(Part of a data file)
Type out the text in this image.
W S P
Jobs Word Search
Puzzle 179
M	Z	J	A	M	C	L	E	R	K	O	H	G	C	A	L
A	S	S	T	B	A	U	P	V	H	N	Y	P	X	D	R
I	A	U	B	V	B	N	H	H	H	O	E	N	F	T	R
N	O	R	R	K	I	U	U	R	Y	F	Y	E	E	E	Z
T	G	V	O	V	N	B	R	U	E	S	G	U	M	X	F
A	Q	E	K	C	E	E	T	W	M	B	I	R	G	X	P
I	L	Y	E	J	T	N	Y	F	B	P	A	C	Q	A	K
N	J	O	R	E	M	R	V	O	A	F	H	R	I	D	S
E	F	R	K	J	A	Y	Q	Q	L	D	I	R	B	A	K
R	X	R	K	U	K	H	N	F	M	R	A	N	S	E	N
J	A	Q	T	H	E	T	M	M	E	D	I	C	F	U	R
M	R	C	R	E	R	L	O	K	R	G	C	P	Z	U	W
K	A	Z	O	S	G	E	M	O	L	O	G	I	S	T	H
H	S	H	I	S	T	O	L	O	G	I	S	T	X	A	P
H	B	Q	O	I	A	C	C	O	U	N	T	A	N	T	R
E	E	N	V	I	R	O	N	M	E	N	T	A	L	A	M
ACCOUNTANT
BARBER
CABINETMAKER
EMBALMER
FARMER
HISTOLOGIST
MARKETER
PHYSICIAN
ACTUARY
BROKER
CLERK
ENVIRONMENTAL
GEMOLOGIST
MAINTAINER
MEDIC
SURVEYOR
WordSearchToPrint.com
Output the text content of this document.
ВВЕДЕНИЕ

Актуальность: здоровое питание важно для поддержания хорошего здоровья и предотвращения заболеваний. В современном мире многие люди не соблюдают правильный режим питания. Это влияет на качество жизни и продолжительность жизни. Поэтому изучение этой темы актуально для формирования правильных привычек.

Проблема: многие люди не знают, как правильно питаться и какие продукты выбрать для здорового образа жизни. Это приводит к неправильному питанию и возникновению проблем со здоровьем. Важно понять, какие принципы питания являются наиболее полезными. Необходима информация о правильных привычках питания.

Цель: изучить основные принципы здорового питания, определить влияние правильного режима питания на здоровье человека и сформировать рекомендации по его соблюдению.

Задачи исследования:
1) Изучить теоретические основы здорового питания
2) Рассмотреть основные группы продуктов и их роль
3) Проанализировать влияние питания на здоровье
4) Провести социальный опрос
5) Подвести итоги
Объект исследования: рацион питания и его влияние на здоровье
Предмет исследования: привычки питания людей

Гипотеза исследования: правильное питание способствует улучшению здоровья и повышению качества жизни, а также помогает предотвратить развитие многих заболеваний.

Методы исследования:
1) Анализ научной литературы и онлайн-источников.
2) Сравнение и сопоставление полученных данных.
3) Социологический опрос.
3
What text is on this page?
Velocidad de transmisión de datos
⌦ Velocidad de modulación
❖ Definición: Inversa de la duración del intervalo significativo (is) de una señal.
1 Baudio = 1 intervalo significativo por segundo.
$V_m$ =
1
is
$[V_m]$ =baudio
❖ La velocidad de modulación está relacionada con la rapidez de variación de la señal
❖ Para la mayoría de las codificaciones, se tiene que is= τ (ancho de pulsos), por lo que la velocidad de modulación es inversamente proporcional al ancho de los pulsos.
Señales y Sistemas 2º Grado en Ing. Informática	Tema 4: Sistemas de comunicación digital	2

WRITTEN REQUEST —
Repeat the material from above exactly, word for word.

ANSWER FOR THIS EXERCISE —
Type out the text in this image.
W S P
Jobs Word Search
Puzzle 179
M	Z	J	A	M	C	L	E	R	K	O	H	G	C	A	L
A	S	S	T	B	A	U	P	V	H	N	Y	P	X	D	R
I	A	U	B	V	B	N	H	H	H	O	E	N	F	T	R
N	O	R	R	K	I	U	U	R	Y	F	Y	E	E	E	Z
T	G	V	O	V	N	B	R	U	E	S	G	U	M	X	F
A	Q	E	K	C	E	E	T	W	M	B	I	R	G	X	P
I	L	Y	E	J	T	N	Y	F	B	P	A	C	Q	A	K
N	J	O	R	E	M	R	V	O	A	F	H	R	I	D	S
E	F	R	K	J	A	Y	Q	Q	L	D	I	R	B	A	K
R	X	R	K	U	K	H	N	F	M	R	A	N	S	E	N
J	A	Q	T	H	E	T	M	M	E	D	I	C	F	U	R
M	R	C	R	E	R	L	O	K	R	G	C	P	Z	U	W
K	A	Z	O	S	G	E	M	O	L	O	G	I	S	T	H
H	S	H	I	S	T	O	L	O	G	I	S	T	X	A	P
H	B	Q	O	I	A	C	C	O	U	N	T	A	N	T	R
E	E	N	V	I	R	O	N	M	E	N	T	A	L	A	M
ACCOUNTANT
BARBER
CABINETMAKER
EMBALMER
FARMER
HISTOLOGIST
MARKETER
PHYSICIAN
ACTUARY
BROKER
CLERK
ENVIRONMENTAL
GEMOLOGIST
MAINTAINER
MEDIC
SURVEYOR
WordSearchToPrint.com
Output the text content of this document.
ВВЕДЕНИЕ

Актуальность: здоровое питание важно для поддержания хорошего здоровья и предотвращения заболеваний. В современном мире многие люди не соблюдают правильный режим питания. Это влияет на качество жизни и продолжительность жизни. Поэтому изучение этой темы актуально для формирования правильных привычек.

Проблема: многие люди не знают, как правильно питаться и какие продукты выбрать для здорового образа жизни. Это приводит к неправильному питанию и возникновению проблем со здоровьем. Важно понять, какие принципы питания являются наиболее полезными. Необходима информация о правильных привычках питания.

Цель: изучить основные принципы здорового питания, определить влияние правильного режима питания на здоровье человека и сформировать рекомендации по его соблюдению.

Задачи исследования:
1) Изучить теоретические основы здорового питания
2) Рассмотреть основные группы продуктов и их роль
3) Проанализировать влияние питания на здоровье
4) Провести социальный опрос
5) Подвести итоги
Объект исследования: рацион питания и его влияние на здоровье
Предмет исследования: привычки питания людей

Гипотеза исследования: правильное питание способствует улучшению здоровья и повышению качества жизни, а также помогает предотвратить развитие многих заболеваний.

Методы исследования:
1) Анализ научной литературы и онлайн-источников.
2) Сравнение и сопоставление полученных данных.
3) Социологический опрос.
3
What text is on this page?
Velocidad de transmisión de datos
⌦ Velocidad de modulación
❖ Definición: Inversa de la duración del intervalo significativo (is) de una señal.
1 Baudio = 1 intervalo significativo por segundo.
$V_m$ =
1
is
$[V_m]$ =baudio
❖ La velocidad de modulación está relacionada con la rapidez de variación de la señal
❖ Para la mayoría de las codificaciones, se tiene que is= τ (ancho de pulsos), por lo que la velocidad de modulación es inversamente proporcional al ancho de los pulsos.
Señales y Sistemas 2º Grado en Ing. Informática	Tema 4: Sistemas de comunicación digital	2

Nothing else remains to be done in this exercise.